• _Task goal_:
Transcribe the entries below exactly.

• _Available data_:
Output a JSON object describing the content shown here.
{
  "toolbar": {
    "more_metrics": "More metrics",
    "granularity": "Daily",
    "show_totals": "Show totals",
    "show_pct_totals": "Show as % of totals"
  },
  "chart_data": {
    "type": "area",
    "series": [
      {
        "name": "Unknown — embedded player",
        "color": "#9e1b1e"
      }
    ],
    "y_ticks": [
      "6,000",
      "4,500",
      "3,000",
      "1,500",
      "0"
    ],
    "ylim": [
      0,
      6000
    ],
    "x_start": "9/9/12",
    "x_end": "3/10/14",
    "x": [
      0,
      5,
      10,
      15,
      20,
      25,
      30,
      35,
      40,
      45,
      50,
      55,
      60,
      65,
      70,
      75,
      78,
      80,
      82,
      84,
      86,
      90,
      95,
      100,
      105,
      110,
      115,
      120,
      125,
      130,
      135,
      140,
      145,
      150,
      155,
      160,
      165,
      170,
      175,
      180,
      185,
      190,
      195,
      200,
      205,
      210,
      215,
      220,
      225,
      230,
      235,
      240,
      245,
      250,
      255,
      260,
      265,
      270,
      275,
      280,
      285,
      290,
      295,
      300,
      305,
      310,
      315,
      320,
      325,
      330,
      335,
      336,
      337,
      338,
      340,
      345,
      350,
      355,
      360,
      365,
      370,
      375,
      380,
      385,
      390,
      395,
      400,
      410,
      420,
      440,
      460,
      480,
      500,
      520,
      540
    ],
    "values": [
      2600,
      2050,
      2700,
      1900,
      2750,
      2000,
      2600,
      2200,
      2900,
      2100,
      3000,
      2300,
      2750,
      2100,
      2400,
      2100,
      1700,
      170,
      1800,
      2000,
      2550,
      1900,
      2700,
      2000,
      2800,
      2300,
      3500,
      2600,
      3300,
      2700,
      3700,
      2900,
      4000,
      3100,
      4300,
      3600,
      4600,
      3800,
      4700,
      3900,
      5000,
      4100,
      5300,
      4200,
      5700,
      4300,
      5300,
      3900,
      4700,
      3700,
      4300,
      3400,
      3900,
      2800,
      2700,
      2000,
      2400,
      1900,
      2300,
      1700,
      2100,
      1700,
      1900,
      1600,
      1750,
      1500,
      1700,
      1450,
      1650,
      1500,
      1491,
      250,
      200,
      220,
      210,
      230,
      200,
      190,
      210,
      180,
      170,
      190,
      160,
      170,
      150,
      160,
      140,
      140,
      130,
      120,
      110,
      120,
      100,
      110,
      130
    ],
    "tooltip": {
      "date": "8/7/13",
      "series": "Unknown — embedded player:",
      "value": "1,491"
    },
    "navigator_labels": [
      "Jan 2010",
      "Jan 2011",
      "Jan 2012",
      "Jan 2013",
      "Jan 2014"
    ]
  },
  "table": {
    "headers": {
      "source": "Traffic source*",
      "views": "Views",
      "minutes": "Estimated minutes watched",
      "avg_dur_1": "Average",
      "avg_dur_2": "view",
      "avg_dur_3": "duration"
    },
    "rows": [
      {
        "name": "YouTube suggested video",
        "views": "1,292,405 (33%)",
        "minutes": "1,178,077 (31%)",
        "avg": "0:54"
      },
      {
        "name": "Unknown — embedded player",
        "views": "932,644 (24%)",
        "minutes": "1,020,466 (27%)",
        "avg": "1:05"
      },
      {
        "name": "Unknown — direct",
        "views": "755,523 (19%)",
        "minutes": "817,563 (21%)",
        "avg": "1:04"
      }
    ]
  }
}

• _Written answer_:
Output a JSON object describing the content shown here.
{
  "toolbar": {
    "more_metrics": "More metrics",
    "granularity": "Daily",
    "show_totals": "Show totals",
    "show_pct_totals": "Show as % of totals"
  },
  "chart_data": {
    "type": "area",
    "series": [
      {
        "name": "Unknown — embedded player",
        "color": "#9e1b1e"
      }
    ],
    "y_ticks": [
      "6,000",
      "4,500",
      "3,000",
      "1,500",
      "0"
    ],
    "ylim": [
      0,
      6000
    ],
    "x_start": "9/9/12",
    "x_end": "3/10/14",
    "x": [
      0,
      5,
      10,
      15,
      20,
      25,
      30,
      35,
      40,
      45,
      50,
      55,
      60,
      65,
      70,
      75,
      78,
      80,
      82,
      84,
      86,
      90,
      95,
      100,
      105,
      110,
      115,
      120,
      125,
      130,
      135,
      140,
      145,
      150,
      155,
      160,
      165,
      170,
      175,
      180,
      185,
      190,
      195,
      200,
      205,
      210,
      215,
      220,
      225,
      230,
      235,
      240,
      245,
      250,
      255,
      260,
      265,
      270,
      275,
      280,
      285,
      290,
      295,
      300,
      305,
      310,
      315,
      320,
      325,
      330,
      335,
      336,
      337,
      338,
      340,
      345,
      350,
      355,
      360,
      365,
      370,
      375,
      380,
      385,
      390,
      395,
      400,
      410,
      420,
      440,
      460,
      480,
      500,
      520,
      540
    ],
    "values": [
      2600,
      2050,
      2700,
      1900,
      2750,
      2000,
      2600,
      2200,
      2900,
      2100,
      3000,
      2300,
      2750,
      2100,
      2400,
      2100,
      1700,
      170,
      1800,
      2000,
      2550,
      1900,
      2700,
      2000,
      2800,
      2300,
      3500,
      2600,
      3300,
      2700,
      3700,
      2900,
      4000,
      3100,
      4300,
      3600,
      4600,
      3800,
      4700,
      3900,
      5000,
      4100,
      5300,
      4200,
      5700,
      4300,
      5300,
      3900,
      4700,
      3700,
      4300,
      3400,
      3900,
      2800,
      2700,
      2000,
      2400,
      1900,
      2300,
      1700,
      2100,
      1700,
      1900,
      1600,
      1750,
      1500,
      1700,
      1450,
      1650,
      1500,
      1491,
      250,
      200,
      220,
      210,
      230,
      200,
      190,
      210,
      180,
      170,
      190,
      160,
      170,
      150,
      160,
      140,
      140,
      130,
      120,
      110,
      120,
      100,
      110,
      130
    ],
    "tooltip": {
      "date": "8/7/13",
      "series": "Unknown — embedded player:",
      "value": "1,491"
    },
    "navigator_labels": [
      "Jan 2010",
      "Jan 2011",
      "Jan 2012",
      "Jan 2013",
      "Jan 2014"
    ]
  },
  "table": {
    "headers": {
      "source": "Traffic source*",
      "views": "Views",
      "minutes": "Estimated minutes watched",
      "avg_dur_1": "Average",
      "avg_dur_2": "view",
      "avg_dur_3": "duration"
    },
    "rows": [
      {
        "name": "YouTube suggested video",
        "views": "1,292,405 (33%)",
        "minutes": "1,178,077 (31%)",
        "avg": "0:54"
      },
      {
        "name": "Unknown — embedded player",
        "views": "932,644 (24%)",
        "minutes": "1,020,466 (27%)",
        "avg": "1:05"
      },
      {
        "name": "Unknown — direct",
        "views": "755,523 (19%)",
        "minutes": "817,563 (21%)",
        "avg": "1:04"
      }
    ]
  }
}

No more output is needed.